## DESCRIPTION OF THE TASK
Pick out each line of the records that includes the string "Регистрационный", and copy it.

## PROVIDED ENTRIES
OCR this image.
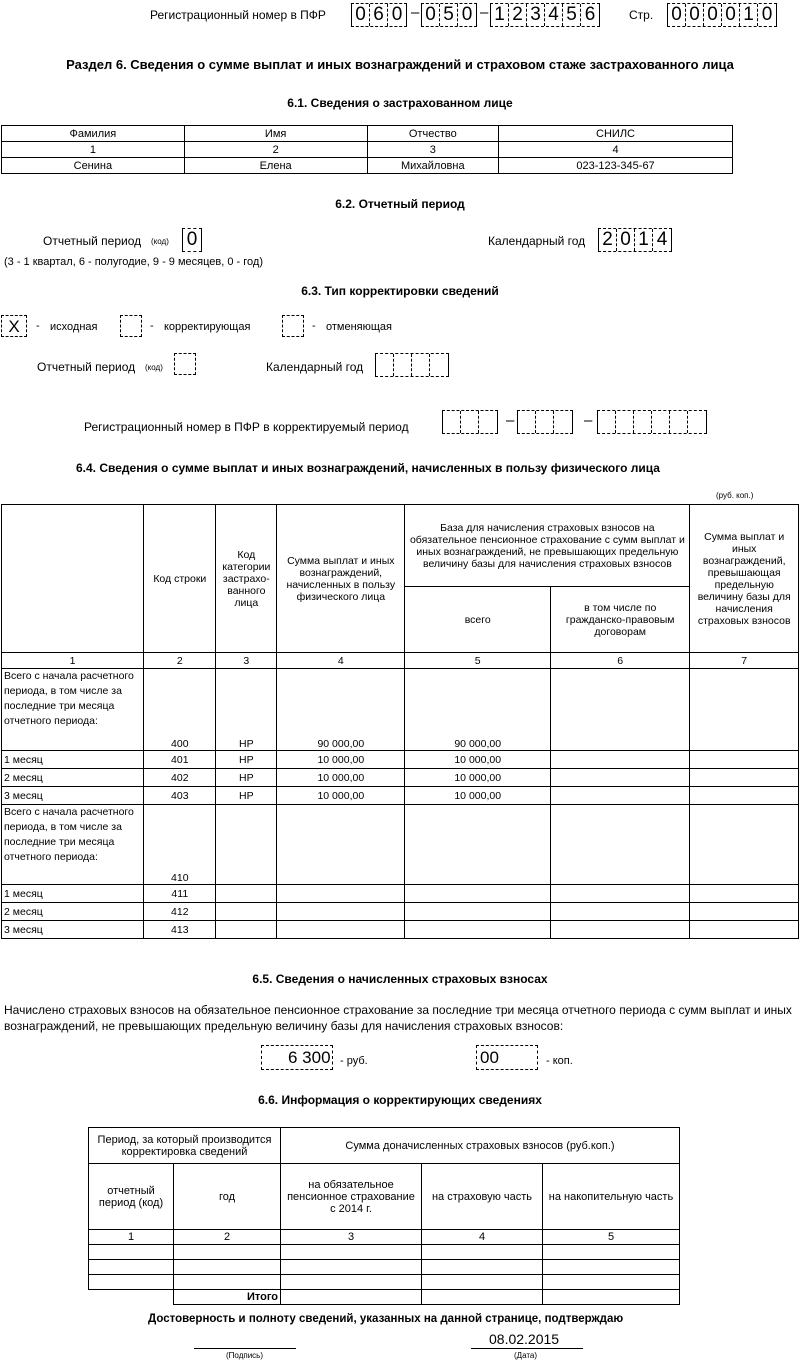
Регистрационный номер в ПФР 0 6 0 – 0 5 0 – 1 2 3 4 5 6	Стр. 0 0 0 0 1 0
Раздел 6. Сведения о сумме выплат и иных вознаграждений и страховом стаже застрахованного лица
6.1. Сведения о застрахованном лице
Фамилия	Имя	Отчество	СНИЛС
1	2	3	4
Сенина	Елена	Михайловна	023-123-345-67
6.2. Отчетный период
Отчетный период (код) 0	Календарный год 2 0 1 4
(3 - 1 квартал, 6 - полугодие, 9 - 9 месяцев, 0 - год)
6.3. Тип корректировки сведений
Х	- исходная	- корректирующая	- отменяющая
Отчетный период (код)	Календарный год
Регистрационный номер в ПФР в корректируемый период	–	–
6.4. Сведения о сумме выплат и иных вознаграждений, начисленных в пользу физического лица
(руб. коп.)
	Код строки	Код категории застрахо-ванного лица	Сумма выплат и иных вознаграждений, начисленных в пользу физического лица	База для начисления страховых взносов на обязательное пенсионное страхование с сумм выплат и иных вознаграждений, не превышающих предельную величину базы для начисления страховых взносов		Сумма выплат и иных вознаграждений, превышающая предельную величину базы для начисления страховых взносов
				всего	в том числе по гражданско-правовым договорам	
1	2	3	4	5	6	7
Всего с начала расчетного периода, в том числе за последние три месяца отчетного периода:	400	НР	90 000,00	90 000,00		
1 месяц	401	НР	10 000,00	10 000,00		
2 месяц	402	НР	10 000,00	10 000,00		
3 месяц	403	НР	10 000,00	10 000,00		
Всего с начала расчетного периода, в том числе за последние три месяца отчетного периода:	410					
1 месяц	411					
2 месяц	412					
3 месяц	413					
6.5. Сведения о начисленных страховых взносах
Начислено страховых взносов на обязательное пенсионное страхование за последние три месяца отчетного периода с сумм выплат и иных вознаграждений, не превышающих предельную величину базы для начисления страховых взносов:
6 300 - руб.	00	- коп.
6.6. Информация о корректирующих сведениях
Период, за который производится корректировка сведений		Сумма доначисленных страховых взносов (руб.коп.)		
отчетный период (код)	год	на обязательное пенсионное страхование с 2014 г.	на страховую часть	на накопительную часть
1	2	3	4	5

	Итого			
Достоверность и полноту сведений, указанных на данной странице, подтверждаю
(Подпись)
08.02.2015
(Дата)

==

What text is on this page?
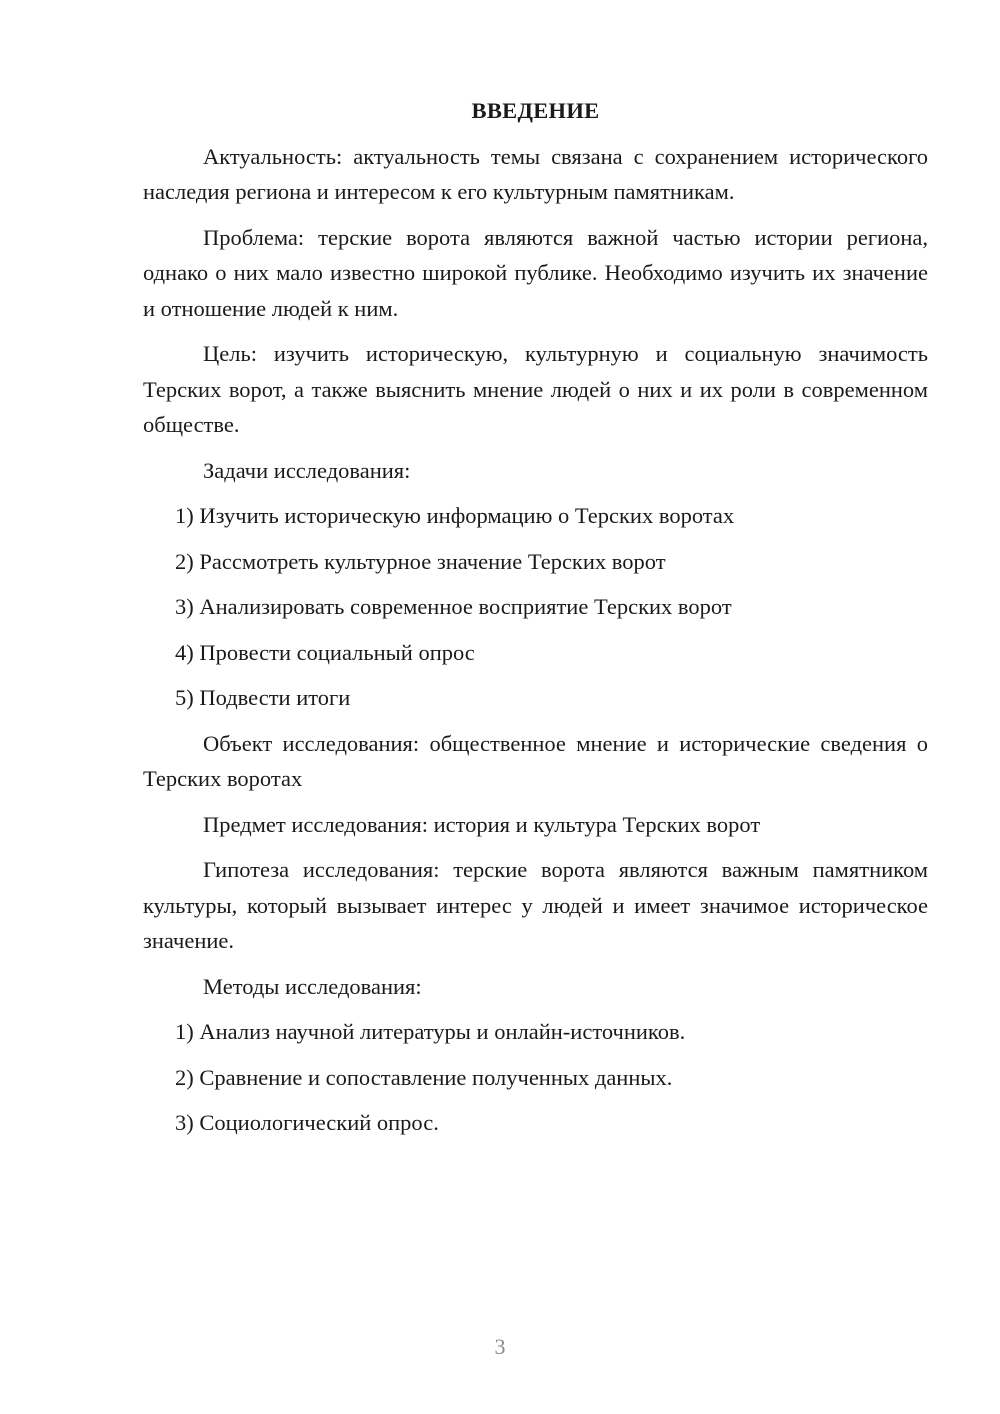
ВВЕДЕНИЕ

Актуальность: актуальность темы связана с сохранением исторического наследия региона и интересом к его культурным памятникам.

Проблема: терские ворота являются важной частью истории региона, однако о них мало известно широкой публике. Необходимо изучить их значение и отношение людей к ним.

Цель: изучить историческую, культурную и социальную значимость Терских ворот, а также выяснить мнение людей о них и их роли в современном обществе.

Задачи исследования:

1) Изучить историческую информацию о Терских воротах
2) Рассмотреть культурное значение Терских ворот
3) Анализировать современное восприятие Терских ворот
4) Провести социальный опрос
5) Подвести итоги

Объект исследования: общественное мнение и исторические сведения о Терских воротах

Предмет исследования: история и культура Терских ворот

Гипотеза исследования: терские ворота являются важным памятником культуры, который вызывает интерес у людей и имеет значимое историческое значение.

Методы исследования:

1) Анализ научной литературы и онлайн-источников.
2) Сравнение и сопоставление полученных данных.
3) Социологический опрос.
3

## EXERCISE SOLUTION
Регистрационный номер в ПФР 0 6 0 – 0 5 0 – 1 2 3 4 5 6	Стр. 0 0 0 0 1 0
Регистрационный номер в ПФР в корректируемый период	–	–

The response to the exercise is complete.